Copy out every line of the data where the word "content" is found.

Entries from a dataset of interfaces:
▶

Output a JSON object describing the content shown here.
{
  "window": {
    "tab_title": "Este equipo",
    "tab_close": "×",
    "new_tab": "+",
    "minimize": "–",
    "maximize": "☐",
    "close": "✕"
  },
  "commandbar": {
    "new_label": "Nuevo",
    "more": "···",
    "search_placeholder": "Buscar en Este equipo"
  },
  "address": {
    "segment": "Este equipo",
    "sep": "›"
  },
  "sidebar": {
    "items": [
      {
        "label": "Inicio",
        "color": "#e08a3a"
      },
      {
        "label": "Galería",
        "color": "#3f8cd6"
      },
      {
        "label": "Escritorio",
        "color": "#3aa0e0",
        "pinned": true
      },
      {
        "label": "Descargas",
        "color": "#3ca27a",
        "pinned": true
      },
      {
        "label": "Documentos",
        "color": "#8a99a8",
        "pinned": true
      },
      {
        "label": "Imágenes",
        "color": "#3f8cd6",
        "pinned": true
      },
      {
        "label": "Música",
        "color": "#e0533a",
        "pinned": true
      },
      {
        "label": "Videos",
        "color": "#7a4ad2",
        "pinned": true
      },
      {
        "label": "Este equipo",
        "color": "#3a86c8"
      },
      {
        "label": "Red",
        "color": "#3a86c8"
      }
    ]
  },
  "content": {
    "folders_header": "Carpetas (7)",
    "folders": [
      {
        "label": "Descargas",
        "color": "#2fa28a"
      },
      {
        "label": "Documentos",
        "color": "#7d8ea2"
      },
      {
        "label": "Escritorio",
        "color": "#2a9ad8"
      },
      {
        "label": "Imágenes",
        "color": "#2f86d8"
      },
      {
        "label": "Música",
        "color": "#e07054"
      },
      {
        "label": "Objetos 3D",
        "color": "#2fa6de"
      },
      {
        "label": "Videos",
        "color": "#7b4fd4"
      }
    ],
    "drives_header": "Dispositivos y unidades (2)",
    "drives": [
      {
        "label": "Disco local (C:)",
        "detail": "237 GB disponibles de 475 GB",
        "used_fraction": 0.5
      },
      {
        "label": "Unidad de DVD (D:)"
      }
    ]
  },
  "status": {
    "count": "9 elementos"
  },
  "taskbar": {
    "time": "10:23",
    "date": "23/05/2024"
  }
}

◀

### Finished task
Output a JSON object describing the content shown here.
  "content": {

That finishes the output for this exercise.